** WHAT YOU HAVE TO DO **
Every line of the listing must be reproduced as it stands. Leave the images behind.

** MATERIAL PROVIDED **
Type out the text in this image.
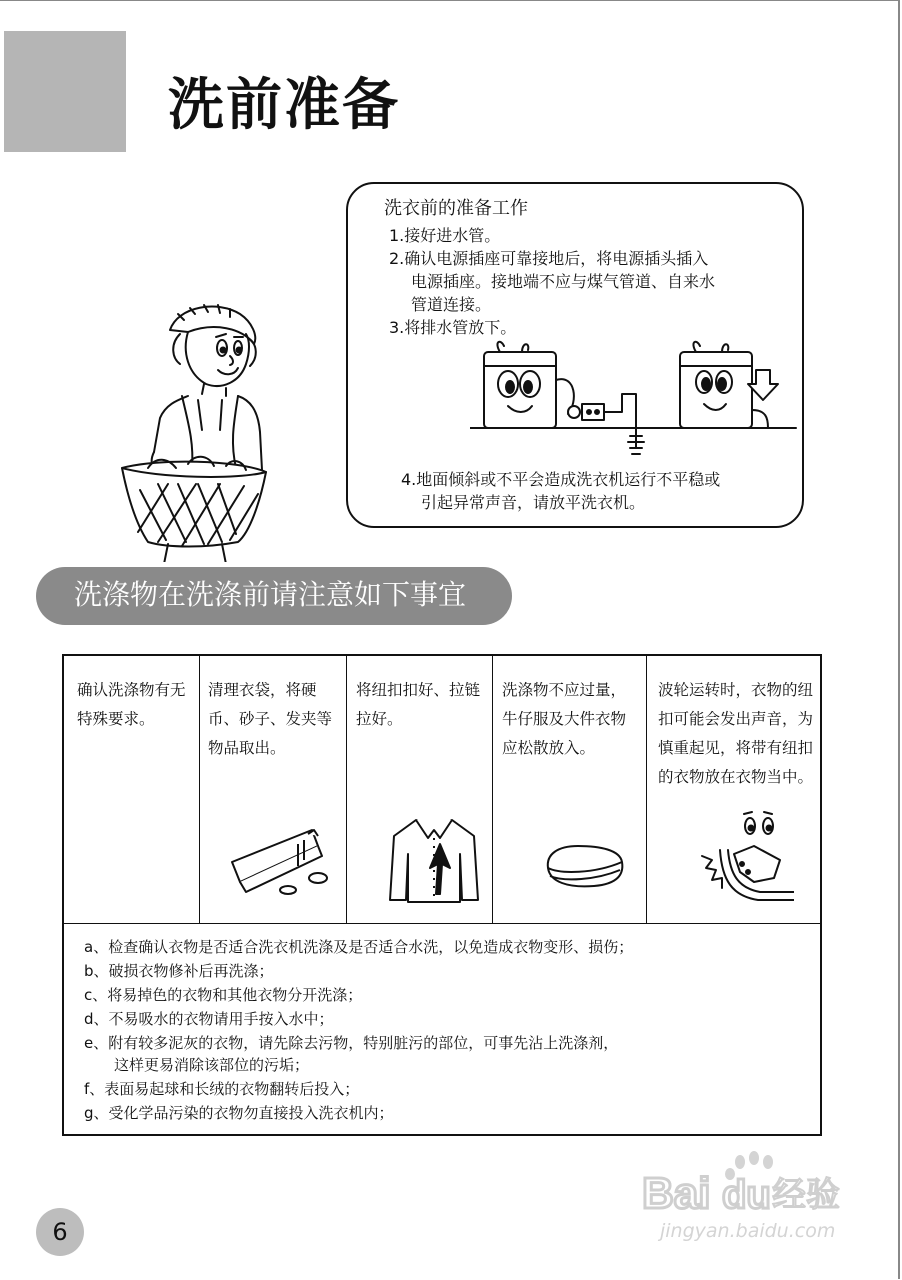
洗前准备
洗衣前的准备工作
1.接好进水管。
2.确认电源插座可靠接地后，将电源插头插入
电源插座。接地端不应与煤气管道、自来水
管道连接。
3.将排水管放下。
4.地面倾斜或不平会造成洗衣机运行不平稳或
引起异常声音，请放平洗衣机。
洗涤物在洗涤前请注意如下事宜
确认洗涤物有无特殊要求。
清理衣袋，将硬币、砂子、发夹等物品取出。
将纽扣扣好、拉链拉好。
洗涤物不应过量，牛仔服及大件衣物应松散放入。
波轮运转时，衣物的纽扣可能会发出声音，为慎重起见，将带有纽扣的衣物放在衣物当中。
a、检查确认衣物是否适合洗衣机洗涤及是否适合水洗，以免造成衣物变形、损伤；
b、破损衣物修补后再洗涤；
c、将易掉色的衣物和其他衣物分开洗涤；
d、不易吸水的衣物请用手按入水中；
e、附有较多泥灰的衣物，请先除去污物，特别脏污的部位，可事先沾上洗涤剂，
这样更易消除该部位的污垢；
f、表面易起球和长绒的衣物翻转后投入；
g、受化学品污染的衣物勿直接投入洗衣机内；
6
Bai du 经验
jingyan.baidu.com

** PROBLEM SOLUTION **
Type out the text in this image.
洗前准备
洗衣前的准备工作
1.接好进水管。
2.确认电源插座可靠接地后，将电源插头插入
电源插座。接地端不应与煤气管道、自来水
管道连接。
3.将排水管放下。
4.地面倾斜或不平会造成洗衣机运行不平稳或
引起异常声音，请放平洗衣机。
洗涤物在洗涤前请注意如下事宜
确认洗涤物有无特殊要求。
清理衣袋，将硬币、砂子、发夹等物品取出。
将纽扣扣好、拉链拉好。
洗涤物不应过量，牛仔服及大件衣物应松散放入。
波轮运转时，衣物的纽扣可能会发出声音，为慎重起见，将带有纽扣的衣物放在衣物当中。
a、检查确认衣物是否适合洗衣机洗涤及是否适合水洗，以免造成衣物变形、损伤；
b、破损衣物修补后再洗涤；
c、将易掉色的衣物和其他衣物分开洗涤；
d、不易吸水的衣物请用手按入水中；
e、附有较多泥灰的衣物，请先除去污物，特别脏污的部位，可事先沾上洗涤剂，
这样更易消除该部位的污垢；
f、表面易起球和长绒的衣物翻转后投入；
g、受化学品污染的衣物勿直接投入洗衣机内；
6
Bai du 经验
jingyan.baidu.com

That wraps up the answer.